Your objective>
Copy out all of the data below with no alterations.

Listed records>

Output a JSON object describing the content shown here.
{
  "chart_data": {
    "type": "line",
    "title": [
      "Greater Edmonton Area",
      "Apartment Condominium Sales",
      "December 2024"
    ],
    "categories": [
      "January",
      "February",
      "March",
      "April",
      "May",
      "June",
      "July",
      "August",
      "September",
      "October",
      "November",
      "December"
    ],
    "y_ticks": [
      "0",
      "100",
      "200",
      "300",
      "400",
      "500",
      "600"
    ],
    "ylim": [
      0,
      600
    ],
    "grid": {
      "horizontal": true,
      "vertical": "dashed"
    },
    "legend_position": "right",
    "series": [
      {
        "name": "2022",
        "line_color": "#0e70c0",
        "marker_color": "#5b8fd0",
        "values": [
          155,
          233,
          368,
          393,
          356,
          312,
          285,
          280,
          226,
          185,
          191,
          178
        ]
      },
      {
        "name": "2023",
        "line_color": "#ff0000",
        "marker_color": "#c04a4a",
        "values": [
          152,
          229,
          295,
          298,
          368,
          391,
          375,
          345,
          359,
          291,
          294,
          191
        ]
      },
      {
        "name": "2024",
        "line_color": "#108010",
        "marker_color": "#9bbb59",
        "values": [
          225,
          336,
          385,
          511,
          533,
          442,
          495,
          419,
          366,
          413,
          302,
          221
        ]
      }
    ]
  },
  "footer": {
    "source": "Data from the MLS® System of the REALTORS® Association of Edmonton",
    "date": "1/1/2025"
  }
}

Response to the task>
Output a JSON object describing the content shown here.
{
  "chart_data": {
    "type": "line",
    "title": [
      "Greater Edmonton Area",
      "Apartment Condominium Sales",
      "December 2024"
    ],
    "categories": [
      "January",
      "February",
      "March",
      "April",
      "May",
      "June",
      "July",
      "August",
      "September",
      "October",
      "November",
      "December"
    ],
    "y_ticks": [
      "0",
      "100",
      "200",
      "300",
      "400",
      "500",
      "600"
    ],
    "ylim": [
      0,
      600
    ],
    "grid": {
      "horizontal": true,
      "vertical": "dashed"
    },
    "legend_position": "right",
    "series": [
      {
        "name": "2022",
        "line_color": "#0e70c0",
        "marker_color": "#5b8fd0",
        "values": [
          155,
          233,
          368,
          393,
          356,
          312,
          285,
          280,
          226,
          185,
          191,
          178
        ]
      },
      {
        "name": "2023",
        "line_color": "#ff0000",
        "marker_color": "#c04a4a",
        "values": [
          152,
          229,
          295,
          298,
          368,
          391,
          375,
          345,
          359,
          291,
          294,
          191
        ]
      },
      {
        "name": "2024",
        "line_color": "#108010",
        "marker_color": "#9bbb59",
        "values": [
          225,
          336,
          385,
          511,
          533,
          442,
          495,
          419,
          366,
          413,
          302,
          221
        ]
      }
    ]
  },
  "footer": {
    "source": "Data from the MLS® System of the REALTORS® Association of Edmonton",
    "date": "1/1/2025"
  }
}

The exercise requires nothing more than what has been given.